** Requirement **
The entries below are to be transcribed in full, without their images.

** Data shown **
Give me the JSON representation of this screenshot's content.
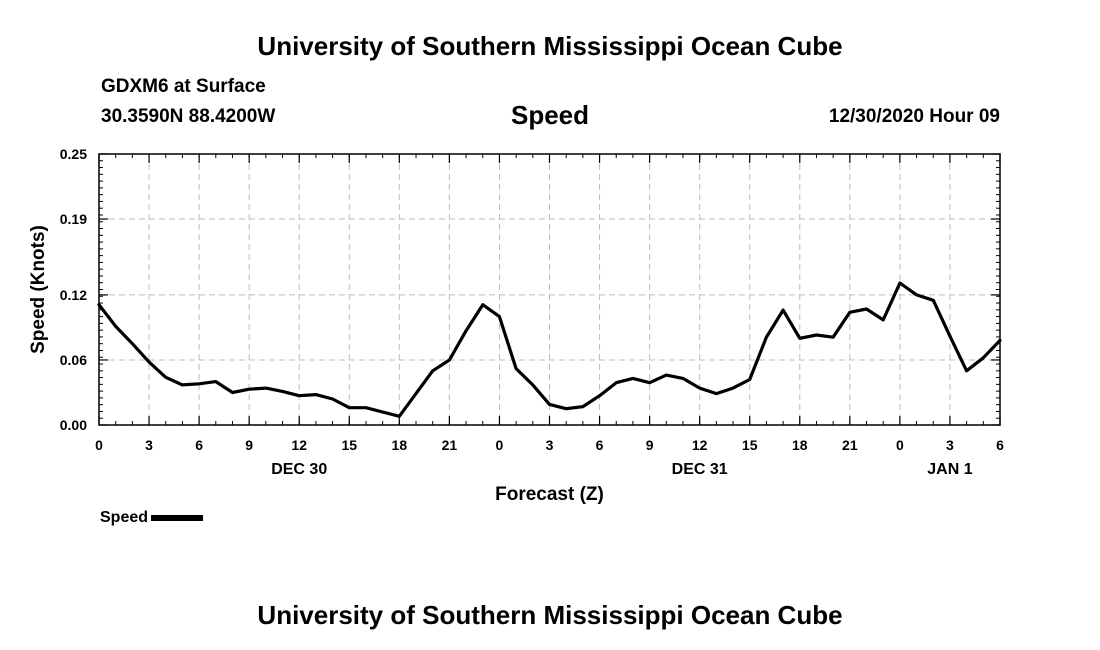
{
  "header": {
    "title_top": "University of Southern Mississippi Ocean Cube",
    "station": "GDXM6 at Surface",
    "location": "30.3590N 88.4200W",
    "variable": "Speed",
    "datetime": "12/30/2020 Hour 09",
    "title_bottom": "University of Southern Mississippi Ocean Cube"
  },
  "legend": {
    "label": "Speed"
  },
  "chart_data": {
    "type": "line",
    "title": "Speed",
    "xlabel": "Forecast (Z)",
    "ylabel": "Speed (Knots)",
    "xlim": [
      0,
      54
    ],
    "ylim": [
      0,
      0.25
    ],
    "grid": true,
    "legend_position": "bottom-left",
    "y_ticks": [
      0.0,
      0.06,
      0.12,
      0.19,
      0.25
    ],
    "y_tick_labels": [
      "0.00",
      "0.06",
      "0.12",
      "0.19",
      "0.25"
    ],
    "x_ticks": [
      0,
      3,
      6,
      9,
      12,
      15,
      18,
      21,
      24,
      27,
      30,
      33,
      36,
      39,
      42,
      45,
      48,
      51,
      54
    ],
    "x_tick_labels": [
      "0",
      "3",
      "6",
      "9",
      "12",
      "15",
      "18",
      "21",
      "0",
      "3",
      "6",
      "9",
      "12",
      "15",
      "18",
      "21",
      "0",
      "3",
      "6"
    ],
    "date_labels": [
      {
        "x": 12,
        "label": "DEC 30"
      },
      {
        "x": 36,
        "label": "DEC 31"
      },
      {
        "x": 51,
        "label": "JAN 1"
      }
    ],
    "series": [
      {
        "name": "Speed",
        "x": [
          0,
          1,
          2,
          3,
          4,
          5,
          6,
          7,
          8,
          9,
          10,
          11,
          12,
          13,
          14,
          15,
          16,
          17,
          18,
          19,
          20,
          21,
          22,
          23,
          24,
          25,
          26,
          27,
          28,
          29,
          30,
          31,
          32,
          33,
          34,
          35,
          36,
          37,
          38,
          39,
          40,
          41,
          42,
          43,
          44,
          45,
          46,
          47,
          48,
          49,
          50,
          51,
          52,
          53,
          54
        ],
        "values": [
          0.111,
          0.091,
          0.075,
          0.058,
          0.044,
          0.037,
          0.038,
          0.04,
          0.03,
          0.033,
          0.034,
          0.031,
          0.027,
          0.028,
          0.024,
          0.016,
          0.016,
          0.012,
          0.008,
          0.029,
          0.05,
          0.06,
          0.087,
          0.111,
          0.1,
          0.052,
          0.037,
          0.019,
          0.015,
          0.017,
          0.027,
          0.039,
          0.043,
          0.039,
          0.046,
          0.043,
          0.034,
          0.029,
          0.034,
          0.042,
          0.081,
          0.106,
          0.08,
          0.083,
          0.081,
          0.104,
          0.107,
          0.097,
          0.131,
          0.12,
          0.115,
          0.082,
          0.05,
          0.062,
          0.078
        ]
      }
    ]
  }
}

** The output **
Give me the JSON representation of this screenshot's content.
{
  "header": {
    "title_top": "University of Southern Mississippi Ocean Cube",
    "station": "GDXM6 at Surface",
    "location": "30.3590N 88.4200W",
    "variable": "Speed",
    "datetime": "12/30/2020 Hour 09",
    "title_bottom": "University of Southern Mississippi Ocean Cube"
  },
  "legend": {
    "label": "Speed"
  },
  "chart_data": {
    "type": "line",
    "title": "Speed",
    "xlabel": "Forecast (Z)",
    "ylabel": "Speed (Knots)",
    "xlim": [
      0,
      54
    ],
    "ylim": [
      0,
      0.25
    ],
    "grid": true,
    "legend_position": "bottom-left",
    "y_ticks": [
      0.0,
      0.06,
      0.12,
      0.19,
      0.25
    ],
    "y_tick_labels": [
      "0.00",
      "0.06",
      "0.12",
      "0.19",
      "0.25"
    ],
    "x_ticks": [
      0,
      3,
      6,
      9,
      12,
      15,
      18,
      21,
      24,
      27,
      30,
      33,
      36,
      39,
      42,
      45,
      48,
      51,
      54
    ],
    "x_tick_labels": [
      "0",
      "3",
      "6",
      "9",
      "12",
      "15",
      "18",
      "21",
      "0",
      "3",
      "6",
      "9",
      "12",
      "15",
      "18",
      "21",
      "0",
      "3",
      "6"
    ],
    "date_labels": [
      {
        "x": 12,
        "label": "DEC 30"
      },
      {
        "x": 36,
        "label": "DEC 31"
      },
      {
        "x": 51,
        "label": "JAN 1"
      }
    ],
    "series": [
      {
        "name": "Speed",
        "x": [
          0,
          1,
          2,
          3,
          4,
          5,
          6,
          7,
          8,
          9,
          10,
          11,
          12,
          13,
          14,
          15,
          16,
          17,
          18,
          19,
          20,
          21,
          22,
          23,
          24,
          25,
          26,
          27,
          28,
          29,
          30,
          31,
          32,
          33,
          34,
          35,
          36,
          37,
          38,
          39,
          40,
          41,
          42,
          43,
          44,
          45,
          46,
          47,
          48,
          49,
          50,
          51,
          52,
          53,
          54
        ],
        "values": [
          0.111,
          0.091,
          0.075,
          0.058,
          0.044,
          0.037,
          0.038,
          0.04,
          0.03,
          0.033,
          0.034,
          0.031,
          0.027,
          0.028,
          0.024,
          0.016,
          0.016,
          0.012,
          0.008,
          0.029,
          0.05,
          0.06,
          0.087,
          0.111,
          0.1,
          0.052,
          0.037,
          0.019,
          0.015,
          0.017,
          0.027,
          0.039,
          0.043,
          0.039,
          0.046,
          0.043,
          0.034,
          0.029,
          0.034,
          0.042,
          0.081,
          0.106,
          0.08,
          0.083,
          0.081,
          0.104,
          0.107,
          0.097,
          0.131,
          0.12,
          0.115,
          0.082,
          0.05,
          0.062,
          0.078
        ]
      }
    ]
  }
}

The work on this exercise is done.